STATED PROBLEM
Retype each entry below exactly as it stands.

TASK INPUT
──────────────────────────────
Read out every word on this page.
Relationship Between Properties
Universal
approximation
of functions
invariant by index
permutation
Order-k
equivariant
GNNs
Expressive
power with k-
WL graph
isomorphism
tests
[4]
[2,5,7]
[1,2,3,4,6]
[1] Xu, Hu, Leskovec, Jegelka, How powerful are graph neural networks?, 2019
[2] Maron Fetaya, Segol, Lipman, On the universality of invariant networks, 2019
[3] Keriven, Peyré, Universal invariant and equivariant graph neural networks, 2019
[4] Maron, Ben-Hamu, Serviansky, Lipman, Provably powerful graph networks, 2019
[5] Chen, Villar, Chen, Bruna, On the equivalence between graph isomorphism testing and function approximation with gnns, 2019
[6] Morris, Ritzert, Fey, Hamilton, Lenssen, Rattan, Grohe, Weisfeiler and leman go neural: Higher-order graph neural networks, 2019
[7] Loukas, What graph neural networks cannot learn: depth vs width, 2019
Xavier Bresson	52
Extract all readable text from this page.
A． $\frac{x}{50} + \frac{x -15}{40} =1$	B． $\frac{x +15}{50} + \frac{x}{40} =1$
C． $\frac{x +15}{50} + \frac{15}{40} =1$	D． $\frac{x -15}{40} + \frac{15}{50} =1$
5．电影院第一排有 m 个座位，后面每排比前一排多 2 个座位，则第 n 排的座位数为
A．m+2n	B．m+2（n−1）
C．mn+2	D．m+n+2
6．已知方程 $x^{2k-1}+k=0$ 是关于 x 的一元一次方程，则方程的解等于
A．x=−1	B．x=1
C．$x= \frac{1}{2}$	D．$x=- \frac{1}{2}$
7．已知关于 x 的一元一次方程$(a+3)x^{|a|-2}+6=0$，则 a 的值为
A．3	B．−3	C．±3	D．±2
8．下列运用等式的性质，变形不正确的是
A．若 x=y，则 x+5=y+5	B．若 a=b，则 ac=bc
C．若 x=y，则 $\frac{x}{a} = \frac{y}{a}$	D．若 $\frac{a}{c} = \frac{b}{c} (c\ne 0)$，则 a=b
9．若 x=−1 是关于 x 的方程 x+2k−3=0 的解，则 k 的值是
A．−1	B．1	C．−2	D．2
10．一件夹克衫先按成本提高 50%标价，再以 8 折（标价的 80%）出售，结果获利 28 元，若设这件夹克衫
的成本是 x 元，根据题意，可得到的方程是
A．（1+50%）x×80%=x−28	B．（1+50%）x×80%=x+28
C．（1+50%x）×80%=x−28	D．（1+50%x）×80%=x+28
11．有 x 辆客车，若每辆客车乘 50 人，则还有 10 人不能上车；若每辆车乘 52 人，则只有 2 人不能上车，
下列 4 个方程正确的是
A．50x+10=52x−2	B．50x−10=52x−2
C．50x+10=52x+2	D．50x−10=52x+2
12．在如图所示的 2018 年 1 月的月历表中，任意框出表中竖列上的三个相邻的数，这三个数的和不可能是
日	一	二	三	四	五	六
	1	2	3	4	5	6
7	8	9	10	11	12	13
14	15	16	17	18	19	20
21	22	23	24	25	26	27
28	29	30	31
──────────────────────────────
RESPONSE TO THIS TASK
Read out every word on this page.
Relationship Between Properties
Universal
approximation
of functions
invariant by index
permutation
Order-k
equivariant
GNNs
Expressive
power with k-
WL graph
isomorphism
tests
[4]
[2,5,7]
[1,2,3,4,6]
[1] Xu, Hu, Leskovec, Jegelka, How powerful are graph neural networks?, 2019
[2] Maron Fetaya, Segol, Lipman, On the universality of invariant networks, 2019
[3] Keriven, Peyré, Universal invariant and equivariant graph neural networks, 2019
[4] Maron, Ben-Hamu, Serviansky, Lipman, Provably powerful graph networks, 2019
[5] Chen, Villar, Chen, Bruna, On the equivalence between graph isomorphism testing and function approximation with gnns, 2019
[6] Morris, Ritzert, Fey, Hamilton, Lenssen, Rattan, Grohe, Weisfeiler and leman go neural: Higher-order graph neural networks, 2019
[7] Loukas, What graph neural networks cannot learn: depth vs width, 2019
Xavier Bresson	52
Extract all readable text from this page.
A． $\frac{x}{50} + \frac{x -15}{40} =1$	B． $\frac{x +15}{50} + \frac{x}{40} =1$
C． $\frac{x +15}{50} + \frac{15}{40} =1$	D． $\frac{x -15}{40} + \frac{15}{50} =1$
5．电影院第一排有 m 个座位，后面每排比前一排多 2 个座位，则第 n 排的座位数为
A．m+2n	B．m+2（n−1）
C．mn+2	D．m+n+2
6．已知方程 $x^{2k-1}+k=0$ 是关于 x 的一元一次方程，则方程的解等于
A．x=−1	B．x=1
C．$x= \frac{1}{2}$	D．$x=- \frac{1}{2}$
7．已知关于 x 的一元一次方程$(a+3)x^{|a|-2}+6=0$，则 a 的值为
A．3	B．−3	C．±3	D．±2
8．下列运用等式的性质，变形不正确的是
A．若 x=y，则 x+5=y+5	B．若 a=b，则 ac=bc
C．若 x=y，则 $\frac{x}{a} = \frac{y}{a}$	D．若 $\frac{a}{c} = \frac{b}{c} (c\ne 0)$，则 a=b
9．若 x=−1 是关于 x 的方程 x+2k−3=0 的解，则 k 的值是
A．−1	B．1	C．−2	D．2
10．一件夹克衫先按成本提高 50%标价，再以 8 折（标价的 80%）出售，结果获利 28 元，若设这件夹克衫
的成本是 x 元，根据题意，可得到的方程是
A．（1+50%）x×80%=x−28	B．（1+50%）x×80%=x+28
C．（1+50%x）×80%=x−28	D．（1+50%x）×80%=x+28
11．有 x 辆客车，若每辆客车乘 50 人，则还有 10 人不能上车；若每辆车乘 52 人，则只有 2 人不能上车，
下列 4 个方程正确的是
A．50x+10=52x−2	B．50x−10=52x−2
C．50x+10=52x+2	D．50x−10=52x+2
12．在如图所示的 2018 年 1 月的月历表中，任意框出表中竖列上的三个相邻的数，这三个数的和不可能是
日	一	二	三	四	五	六
	1	2	3	4	5	6
7	8	9	10	11	12	13
14	15	16	17	18	19	20
21	22	23	24	25	26	27
28	29	30	31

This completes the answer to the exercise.